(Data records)
----------
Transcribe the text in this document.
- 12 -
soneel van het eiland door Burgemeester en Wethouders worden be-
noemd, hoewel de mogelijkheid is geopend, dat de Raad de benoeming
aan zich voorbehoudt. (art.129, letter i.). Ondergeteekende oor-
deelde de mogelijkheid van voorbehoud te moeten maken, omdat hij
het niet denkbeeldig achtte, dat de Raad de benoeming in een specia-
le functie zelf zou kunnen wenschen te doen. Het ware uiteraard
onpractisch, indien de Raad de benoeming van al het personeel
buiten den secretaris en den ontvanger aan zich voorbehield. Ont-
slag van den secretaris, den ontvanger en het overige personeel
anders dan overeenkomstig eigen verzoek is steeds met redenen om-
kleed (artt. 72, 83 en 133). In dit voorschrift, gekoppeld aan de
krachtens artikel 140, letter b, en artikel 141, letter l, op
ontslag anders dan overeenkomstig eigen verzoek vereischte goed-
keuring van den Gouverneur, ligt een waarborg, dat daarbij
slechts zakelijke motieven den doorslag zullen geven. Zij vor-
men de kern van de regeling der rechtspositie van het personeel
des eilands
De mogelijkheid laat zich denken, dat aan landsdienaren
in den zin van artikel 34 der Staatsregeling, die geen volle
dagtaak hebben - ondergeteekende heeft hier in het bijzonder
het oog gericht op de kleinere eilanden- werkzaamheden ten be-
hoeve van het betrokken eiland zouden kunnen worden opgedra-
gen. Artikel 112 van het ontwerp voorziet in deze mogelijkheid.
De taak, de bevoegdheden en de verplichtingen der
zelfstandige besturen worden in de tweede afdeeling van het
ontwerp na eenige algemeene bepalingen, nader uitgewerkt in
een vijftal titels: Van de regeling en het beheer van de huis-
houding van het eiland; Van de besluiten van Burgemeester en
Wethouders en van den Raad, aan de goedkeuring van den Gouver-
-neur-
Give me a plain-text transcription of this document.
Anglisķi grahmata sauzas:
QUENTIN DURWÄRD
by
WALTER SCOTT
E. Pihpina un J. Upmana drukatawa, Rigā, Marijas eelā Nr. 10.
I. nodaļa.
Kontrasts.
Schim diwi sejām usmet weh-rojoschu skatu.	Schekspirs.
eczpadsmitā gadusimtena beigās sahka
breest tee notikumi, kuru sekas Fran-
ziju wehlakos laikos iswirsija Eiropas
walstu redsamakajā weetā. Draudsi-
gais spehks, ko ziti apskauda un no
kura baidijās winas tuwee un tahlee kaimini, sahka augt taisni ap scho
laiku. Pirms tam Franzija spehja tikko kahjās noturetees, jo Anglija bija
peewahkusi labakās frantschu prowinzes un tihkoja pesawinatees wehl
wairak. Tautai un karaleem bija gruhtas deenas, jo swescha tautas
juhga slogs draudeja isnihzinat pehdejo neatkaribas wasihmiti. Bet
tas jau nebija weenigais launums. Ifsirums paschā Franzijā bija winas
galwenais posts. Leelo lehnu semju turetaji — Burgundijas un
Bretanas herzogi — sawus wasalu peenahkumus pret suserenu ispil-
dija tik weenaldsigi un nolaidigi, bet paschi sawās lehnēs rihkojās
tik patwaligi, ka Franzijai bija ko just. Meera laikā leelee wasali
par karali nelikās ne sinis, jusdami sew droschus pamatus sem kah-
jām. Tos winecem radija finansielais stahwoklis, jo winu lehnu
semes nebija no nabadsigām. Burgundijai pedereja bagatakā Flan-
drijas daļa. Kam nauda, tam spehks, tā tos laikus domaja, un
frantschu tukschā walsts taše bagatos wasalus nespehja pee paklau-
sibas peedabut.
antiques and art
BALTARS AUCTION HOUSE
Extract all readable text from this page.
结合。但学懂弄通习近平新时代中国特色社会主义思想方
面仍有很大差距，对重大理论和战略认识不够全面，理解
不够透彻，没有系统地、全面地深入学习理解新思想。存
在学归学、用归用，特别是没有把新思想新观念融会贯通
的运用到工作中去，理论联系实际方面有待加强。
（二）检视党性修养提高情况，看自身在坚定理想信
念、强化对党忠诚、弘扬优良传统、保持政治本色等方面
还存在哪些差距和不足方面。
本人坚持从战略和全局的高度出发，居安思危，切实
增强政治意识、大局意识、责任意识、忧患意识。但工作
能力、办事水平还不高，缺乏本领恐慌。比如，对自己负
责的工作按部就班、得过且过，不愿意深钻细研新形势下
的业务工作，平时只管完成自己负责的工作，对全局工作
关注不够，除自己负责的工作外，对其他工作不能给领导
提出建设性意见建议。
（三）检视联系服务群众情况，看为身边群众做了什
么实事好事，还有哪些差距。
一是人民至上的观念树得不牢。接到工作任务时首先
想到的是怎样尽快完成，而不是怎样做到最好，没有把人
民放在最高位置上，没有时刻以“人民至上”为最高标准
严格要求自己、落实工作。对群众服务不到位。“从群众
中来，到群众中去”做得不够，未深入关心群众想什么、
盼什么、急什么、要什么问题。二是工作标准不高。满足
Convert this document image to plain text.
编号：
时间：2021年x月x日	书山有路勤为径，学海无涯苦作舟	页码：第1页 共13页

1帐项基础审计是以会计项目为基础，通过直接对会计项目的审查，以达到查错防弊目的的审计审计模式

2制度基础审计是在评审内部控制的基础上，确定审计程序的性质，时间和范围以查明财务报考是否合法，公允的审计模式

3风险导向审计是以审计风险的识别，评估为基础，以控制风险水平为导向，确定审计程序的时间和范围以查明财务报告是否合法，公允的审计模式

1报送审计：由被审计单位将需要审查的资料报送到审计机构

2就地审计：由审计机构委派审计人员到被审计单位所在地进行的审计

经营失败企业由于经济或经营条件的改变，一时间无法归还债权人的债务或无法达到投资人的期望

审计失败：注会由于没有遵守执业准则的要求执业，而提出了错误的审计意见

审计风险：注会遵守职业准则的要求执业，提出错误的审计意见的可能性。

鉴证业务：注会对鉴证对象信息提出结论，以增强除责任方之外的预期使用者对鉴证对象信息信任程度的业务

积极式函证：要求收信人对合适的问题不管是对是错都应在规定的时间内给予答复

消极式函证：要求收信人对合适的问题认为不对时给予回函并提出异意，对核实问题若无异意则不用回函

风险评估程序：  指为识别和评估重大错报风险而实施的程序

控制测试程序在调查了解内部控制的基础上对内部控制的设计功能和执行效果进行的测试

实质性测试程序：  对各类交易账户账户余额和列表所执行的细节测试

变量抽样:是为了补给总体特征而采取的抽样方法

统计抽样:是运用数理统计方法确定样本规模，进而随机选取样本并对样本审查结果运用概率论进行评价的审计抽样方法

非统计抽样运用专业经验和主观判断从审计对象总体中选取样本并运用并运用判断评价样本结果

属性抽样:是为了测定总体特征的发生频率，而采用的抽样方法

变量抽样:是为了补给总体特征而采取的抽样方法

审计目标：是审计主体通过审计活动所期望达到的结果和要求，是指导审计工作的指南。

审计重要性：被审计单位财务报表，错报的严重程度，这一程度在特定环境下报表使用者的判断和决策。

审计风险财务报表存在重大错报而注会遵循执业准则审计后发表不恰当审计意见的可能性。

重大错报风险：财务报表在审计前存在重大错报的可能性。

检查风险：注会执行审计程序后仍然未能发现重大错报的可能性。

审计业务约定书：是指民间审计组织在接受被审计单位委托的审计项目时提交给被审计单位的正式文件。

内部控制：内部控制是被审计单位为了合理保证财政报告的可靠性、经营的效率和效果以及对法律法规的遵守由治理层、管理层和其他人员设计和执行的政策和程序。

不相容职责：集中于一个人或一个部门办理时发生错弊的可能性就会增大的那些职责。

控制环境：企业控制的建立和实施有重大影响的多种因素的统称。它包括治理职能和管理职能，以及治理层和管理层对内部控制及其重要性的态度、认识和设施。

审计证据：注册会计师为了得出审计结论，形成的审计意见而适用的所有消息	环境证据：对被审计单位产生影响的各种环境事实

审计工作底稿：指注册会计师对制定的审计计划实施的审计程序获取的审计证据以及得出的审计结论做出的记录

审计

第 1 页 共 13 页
----------
→ Task directions:
Copy every line above that holds the word "mogelijkheid".

→ Exercise output:
noemd, hoewel de mogelijkheid is geopend, dat de Raad de benoeming
deelde de mogelijkheid van voorbehoud te moeten maken, omdat hij
De mogelijkheid laat zich denken, dat aan landsdienaren
gen. Artikel 112 van het ontwerp voorziet in deze mogelijkheid.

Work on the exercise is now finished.